-- Start of ITEMS --
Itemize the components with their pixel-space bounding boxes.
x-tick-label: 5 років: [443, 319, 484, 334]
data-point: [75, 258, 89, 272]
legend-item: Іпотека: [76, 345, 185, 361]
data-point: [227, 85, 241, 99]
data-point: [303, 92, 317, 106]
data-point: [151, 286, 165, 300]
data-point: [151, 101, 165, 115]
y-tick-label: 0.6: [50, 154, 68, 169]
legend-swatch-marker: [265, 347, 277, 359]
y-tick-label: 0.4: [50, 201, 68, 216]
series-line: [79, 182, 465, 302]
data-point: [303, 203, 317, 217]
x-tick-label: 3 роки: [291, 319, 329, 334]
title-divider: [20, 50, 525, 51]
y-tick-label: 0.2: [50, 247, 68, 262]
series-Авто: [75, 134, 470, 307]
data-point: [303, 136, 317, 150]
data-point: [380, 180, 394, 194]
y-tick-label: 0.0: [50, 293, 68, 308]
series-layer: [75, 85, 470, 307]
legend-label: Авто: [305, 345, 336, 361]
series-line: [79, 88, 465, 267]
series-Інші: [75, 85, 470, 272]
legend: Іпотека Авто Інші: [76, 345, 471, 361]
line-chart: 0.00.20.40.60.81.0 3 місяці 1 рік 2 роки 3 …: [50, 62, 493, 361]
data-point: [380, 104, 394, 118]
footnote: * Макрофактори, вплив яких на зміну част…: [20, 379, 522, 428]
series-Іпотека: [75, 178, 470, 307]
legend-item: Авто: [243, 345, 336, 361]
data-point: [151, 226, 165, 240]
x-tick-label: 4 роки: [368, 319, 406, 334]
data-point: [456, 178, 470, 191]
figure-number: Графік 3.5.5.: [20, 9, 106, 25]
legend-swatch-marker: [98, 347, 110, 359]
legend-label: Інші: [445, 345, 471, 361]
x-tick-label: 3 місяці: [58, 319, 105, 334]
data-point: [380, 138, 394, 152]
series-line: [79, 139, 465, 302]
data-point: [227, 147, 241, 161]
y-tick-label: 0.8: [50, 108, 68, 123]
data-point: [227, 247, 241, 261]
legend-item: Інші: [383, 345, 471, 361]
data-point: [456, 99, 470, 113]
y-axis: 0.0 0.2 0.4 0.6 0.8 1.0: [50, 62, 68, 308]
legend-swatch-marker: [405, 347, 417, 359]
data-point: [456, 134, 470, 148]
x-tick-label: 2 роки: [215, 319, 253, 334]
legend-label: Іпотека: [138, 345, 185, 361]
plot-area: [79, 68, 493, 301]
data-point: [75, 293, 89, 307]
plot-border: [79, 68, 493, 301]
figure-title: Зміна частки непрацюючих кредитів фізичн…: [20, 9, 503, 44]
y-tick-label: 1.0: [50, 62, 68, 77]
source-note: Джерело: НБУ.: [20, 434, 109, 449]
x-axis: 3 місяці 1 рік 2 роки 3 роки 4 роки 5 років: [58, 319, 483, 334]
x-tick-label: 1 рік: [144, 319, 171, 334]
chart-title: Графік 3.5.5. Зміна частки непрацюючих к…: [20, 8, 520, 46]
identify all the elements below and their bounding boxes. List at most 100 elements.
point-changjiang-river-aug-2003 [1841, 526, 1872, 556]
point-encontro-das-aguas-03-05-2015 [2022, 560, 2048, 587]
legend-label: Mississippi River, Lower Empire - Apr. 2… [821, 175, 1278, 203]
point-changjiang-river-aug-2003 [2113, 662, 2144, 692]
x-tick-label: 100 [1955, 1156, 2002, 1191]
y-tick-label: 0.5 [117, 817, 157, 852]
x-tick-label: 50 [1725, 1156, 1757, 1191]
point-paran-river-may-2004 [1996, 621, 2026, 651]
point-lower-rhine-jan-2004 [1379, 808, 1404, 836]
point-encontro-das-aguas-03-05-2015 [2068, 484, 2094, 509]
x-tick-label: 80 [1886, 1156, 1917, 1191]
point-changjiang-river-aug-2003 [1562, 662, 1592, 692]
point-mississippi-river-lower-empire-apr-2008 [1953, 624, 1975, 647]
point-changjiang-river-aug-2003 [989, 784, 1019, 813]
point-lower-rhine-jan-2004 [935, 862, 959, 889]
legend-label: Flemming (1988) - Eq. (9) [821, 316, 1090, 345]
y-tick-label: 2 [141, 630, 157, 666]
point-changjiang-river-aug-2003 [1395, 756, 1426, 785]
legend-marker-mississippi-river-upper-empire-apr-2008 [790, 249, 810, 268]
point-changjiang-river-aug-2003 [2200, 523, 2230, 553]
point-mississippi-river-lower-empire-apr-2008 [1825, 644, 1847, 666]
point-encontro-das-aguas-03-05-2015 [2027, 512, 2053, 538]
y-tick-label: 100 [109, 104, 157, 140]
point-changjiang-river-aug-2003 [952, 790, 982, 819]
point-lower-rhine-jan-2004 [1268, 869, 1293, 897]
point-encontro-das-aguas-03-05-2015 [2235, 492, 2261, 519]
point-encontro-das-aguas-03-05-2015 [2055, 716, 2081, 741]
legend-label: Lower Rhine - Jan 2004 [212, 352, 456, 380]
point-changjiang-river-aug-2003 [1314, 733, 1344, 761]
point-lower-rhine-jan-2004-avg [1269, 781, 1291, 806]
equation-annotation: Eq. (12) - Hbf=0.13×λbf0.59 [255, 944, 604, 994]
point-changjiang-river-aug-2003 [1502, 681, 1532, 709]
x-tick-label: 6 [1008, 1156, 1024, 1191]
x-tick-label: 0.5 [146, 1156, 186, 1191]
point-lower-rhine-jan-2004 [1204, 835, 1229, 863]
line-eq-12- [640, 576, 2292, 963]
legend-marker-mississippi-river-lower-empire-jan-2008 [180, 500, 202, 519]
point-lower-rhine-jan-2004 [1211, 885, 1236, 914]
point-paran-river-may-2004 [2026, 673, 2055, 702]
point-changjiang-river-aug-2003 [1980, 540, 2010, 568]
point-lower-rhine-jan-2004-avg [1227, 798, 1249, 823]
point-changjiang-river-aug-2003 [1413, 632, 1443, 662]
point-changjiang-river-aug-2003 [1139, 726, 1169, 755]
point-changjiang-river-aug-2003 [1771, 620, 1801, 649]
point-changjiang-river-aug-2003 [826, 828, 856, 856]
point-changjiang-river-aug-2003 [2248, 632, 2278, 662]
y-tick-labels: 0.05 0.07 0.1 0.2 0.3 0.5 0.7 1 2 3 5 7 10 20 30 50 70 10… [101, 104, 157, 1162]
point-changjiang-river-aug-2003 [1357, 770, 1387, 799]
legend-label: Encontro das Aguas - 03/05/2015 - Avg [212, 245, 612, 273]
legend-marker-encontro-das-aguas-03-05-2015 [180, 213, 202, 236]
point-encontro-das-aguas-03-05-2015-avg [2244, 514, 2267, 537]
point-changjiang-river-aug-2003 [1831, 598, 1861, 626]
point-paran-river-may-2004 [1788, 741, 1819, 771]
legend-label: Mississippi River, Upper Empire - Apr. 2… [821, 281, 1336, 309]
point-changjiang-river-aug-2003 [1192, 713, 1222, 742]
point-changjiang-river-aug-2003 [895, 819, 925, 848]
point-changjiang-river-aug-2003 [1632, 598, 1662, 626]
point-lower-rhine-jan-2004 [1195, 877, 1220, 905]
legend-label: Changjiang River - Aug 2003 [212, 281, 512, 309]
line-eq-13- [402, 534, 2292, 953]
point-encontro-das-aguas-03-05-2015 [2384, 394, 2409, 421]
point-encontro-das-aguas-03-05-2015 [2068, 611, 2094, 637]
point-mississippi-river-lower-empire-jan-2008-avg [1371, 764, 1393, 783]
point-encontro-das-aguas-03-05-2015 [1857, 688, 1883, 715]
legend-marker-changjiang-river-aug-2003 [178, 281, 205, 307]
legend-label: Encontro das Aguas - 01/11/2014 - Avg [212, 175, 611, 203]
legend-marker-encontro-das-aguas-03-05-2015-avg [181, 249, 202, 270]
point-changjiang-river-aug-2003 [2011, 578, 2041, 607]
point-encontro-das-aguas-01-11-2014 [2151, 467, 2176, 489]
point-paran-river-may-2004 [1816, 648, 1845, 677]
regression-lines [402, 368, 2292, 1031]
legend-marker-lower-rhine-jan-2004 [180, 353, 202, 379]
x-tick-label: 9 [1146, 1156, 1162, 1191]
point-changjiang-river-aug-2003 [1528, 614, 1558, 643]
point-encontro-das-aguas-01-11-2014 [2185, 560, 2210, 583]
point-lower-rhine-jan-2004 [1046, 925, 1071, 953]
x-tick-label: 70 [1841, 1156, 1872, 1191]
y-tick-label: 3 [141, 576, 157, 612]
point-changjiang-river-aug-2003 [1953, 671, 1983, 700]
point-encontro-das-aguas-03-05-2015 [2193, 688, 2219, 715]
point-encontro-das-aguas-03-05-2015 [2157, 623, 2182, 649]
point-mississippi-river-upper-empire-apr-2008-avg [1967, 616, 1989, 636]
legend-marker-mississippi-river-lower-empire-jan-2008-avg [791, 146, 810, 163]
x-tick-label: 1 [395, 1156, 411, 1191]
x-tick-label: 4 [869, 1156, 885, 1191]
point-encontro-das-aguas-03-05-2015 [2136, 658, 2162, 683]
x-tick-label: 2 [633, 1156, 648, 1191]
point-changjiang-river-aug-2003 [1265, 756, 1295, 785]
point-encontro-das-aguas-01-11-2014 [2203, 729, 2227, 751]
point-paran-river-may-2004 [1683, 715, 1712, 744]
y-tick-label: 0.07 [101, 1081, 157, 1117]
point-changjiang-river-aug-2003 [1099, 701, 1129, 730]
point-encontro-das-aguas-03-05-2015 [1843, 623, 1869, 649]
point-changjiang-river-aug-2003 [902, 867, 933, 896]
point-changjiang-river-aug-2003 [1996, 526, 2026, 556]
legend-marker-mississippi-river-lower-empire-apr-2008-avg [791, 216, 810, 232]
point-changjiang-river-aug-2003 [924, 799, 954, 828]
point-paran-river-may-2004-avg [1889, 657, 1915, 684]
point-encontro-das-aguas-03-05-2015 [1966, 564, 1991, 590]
-- End of ITEMS --
▸ PROBLEM: Pull out each line of the data above that contains the word "Іпотека" and copy it in full.

▸ FINISHED ANSWER:
legend-item: Іпотека: [76, 345, 185, 361]
legend: Іпотека Авто Інші: [76, 345, 471, 361]
series-Іпотека: [75, 178, 470, 307]
legend-label: Іпотека: [138, 345, 185, 361]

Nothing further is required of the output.